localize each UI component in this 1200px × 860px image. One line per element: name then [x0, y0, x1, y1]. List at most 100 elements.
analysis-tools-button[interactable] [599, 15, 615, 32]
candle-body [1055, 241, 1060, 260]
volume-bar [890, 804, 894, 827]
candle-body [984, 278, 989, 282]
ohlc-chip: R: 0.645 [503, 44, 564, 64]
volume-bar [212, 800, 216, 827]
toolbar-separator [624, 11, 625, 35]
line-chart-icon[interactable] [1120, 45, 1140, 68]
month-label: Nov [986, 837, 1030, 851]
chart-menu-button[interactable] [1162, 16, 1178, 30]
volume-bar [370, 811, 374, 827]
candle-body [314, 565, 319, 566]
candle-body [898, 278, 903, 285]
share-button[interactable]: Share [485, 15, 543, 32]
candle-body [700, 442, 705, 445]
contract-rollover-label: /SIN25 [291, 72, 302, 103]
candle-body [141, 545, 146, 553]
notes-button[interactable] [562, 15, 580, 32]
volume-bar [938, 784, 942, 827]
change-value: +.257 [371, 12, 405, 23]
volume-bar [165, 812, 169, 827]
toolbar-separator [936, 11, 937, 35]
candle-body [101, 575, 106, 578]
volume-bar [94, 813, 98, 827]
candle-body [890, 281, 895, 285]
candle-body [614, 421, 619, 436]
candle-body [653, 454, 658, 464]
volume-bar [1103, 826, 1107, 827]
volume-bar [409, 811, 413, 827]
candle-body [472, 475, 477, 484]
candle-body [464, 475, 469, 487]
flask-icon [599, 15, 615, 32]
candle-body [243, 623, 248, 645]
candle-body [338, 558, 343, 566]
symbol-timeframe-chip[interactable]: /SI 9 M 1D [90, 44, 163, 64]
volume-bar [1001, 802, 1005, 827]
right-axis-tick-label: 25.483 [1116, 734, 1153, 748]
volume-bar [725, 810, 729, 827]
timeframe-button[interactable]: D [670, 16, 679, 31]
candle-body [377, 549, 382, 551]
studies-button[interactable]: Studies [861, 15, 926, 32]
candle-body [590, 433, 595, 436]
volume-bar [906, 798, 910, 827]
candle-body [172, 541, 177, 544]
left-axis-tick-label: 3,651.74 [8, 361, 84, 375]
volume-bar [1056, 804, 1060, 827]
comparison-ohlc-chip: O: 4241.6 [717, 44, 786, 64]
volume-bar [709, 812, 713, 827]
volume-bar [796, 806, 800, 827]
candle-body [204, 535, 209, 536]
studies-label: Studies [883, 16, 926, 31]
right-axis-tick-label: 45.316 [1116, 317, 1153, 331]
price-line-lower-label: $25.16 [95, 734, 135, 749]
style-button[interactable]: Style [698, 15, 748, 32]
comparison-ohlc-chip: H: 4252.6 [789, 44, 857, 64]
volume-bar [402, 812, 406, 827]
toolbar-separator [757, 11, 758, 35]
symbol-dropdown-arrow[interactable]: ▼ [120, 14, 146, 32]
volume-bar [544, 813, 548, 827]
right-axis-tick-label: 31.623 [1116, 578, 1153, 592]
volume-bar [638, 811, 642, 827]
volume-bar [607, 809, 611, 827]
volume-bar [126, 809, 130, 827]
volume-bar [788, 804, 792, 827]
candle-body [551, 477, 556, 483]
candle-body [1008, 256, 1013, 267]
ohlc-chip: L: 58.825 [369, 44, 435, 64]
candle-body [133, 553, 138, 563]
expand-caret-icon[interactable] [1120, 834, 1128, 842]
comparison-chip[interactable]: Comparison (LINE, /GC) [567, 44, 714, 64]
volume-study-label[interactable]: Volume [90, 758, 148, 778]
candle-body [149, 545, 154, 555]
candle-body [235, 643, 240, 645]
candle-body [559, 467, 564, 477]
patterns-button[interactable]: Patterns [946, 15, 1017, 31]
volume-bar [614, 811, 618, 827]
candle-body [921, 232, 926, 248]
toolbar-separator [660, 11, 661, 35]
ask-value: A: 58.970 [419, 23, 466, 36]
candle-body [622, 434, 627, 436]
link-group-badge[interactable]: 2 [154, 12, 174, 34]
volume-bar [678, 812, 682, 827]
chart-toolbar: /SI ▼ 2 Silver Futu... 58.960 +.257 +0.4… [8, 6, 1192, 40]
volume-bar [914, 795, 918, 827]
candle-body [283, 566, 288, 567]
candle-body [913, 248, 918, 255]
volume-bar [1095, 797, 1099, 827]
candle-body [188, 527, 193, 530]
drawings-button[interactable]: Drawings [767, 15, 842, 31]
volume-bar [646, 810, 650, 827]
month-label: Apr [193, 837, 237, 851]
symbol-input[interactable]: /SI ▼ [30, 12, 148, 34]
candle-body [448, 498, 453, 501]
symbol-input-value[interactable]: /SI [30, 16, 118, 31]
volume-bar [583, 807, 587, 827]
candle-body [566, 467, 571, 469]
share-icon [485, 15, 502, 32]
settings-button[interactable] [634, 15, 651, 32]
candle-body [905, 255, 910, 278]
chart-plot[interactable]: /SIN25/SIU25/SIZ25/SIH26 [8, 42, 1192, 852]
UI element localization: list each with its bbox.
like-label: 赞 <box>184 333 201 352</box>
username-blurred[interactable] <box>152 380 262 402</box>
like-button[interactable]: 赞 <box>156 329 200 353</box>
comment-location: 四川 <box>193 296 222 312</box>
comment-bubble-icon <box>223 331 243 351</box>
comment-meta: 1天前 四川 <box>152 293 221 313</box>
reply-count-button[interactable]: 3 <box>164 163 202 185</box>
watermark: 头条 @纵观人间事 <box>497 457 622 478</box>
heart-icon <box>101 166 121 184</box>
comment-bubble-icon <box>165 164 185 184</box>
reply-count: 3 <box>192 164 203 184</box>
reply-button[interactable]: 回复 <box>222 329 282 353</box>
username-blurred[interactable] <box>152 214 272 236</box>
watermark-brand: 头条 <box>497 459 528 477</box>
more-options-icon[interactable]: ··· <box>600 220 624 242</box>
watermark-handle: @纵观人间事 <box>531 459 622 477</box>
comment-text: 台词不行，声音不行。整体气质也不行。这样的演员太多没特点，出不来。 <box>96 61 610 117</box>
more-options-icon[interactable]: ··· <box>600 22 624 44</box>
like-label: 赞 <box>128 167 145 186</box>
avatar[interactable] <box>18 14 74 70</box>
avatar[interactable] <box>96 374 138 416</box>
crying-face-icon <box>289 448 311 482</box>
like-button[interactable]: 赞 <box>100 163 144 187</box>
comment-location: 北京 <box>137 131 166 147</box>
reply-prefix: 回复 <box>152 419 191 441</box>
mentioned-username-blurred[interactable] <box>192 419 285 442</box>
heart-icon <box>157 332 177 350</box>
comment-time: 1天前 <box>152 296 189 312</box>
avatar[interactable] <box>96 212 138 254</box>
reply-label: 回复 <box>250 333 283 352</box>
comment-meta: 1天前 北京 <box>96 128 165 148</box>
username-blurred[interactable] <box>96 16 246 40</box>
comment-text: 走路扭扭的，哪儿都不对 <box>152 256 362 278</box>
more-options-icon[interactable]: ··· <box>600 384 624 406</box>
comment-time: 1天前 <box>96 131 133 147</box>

++++++++

• Task details: Reproduce the records verbatim from the first line up to and including the line that contains "contract-rollover-label: /SIN25 [291, 72, 302, 103]".

• Exercise output:
localize each UI component in this 1200px × 860px image. One line per element: name then [x0, y0, x1, y1]. List at most 100 elements.
analysis-tools-button[interactable] [599, 15, 615, 32]
candle-body [1055, 241, 1060, 260]
volume-bar [890, 804, 894, 827]
candle-body [984, 278, 989, 282]
ohlc-chip: R: 0.645 [503, 44, 564, 64]
volume-bar [212, 800, 216, 827]
toolbar-separator [624, 11, 625, 35]
line-chart-icon[interactable] [1120, 45, 1140, 68]
month-label: Nov [986, 837, 1030, 851]
chart-menu-button[interactable] [1162, 16, 1178, 30]
volume-bar [370, 811, 374, 827]
candle-body [314, 565, 319, 566]
candle-body [898, 278, 903, 285]
share-button[interactable]: Share [485, 15, 543, 32]
candle-body [700, 442, 705, 445]
contract-rollover-label: /SIN25 [291, 72, 302, 103]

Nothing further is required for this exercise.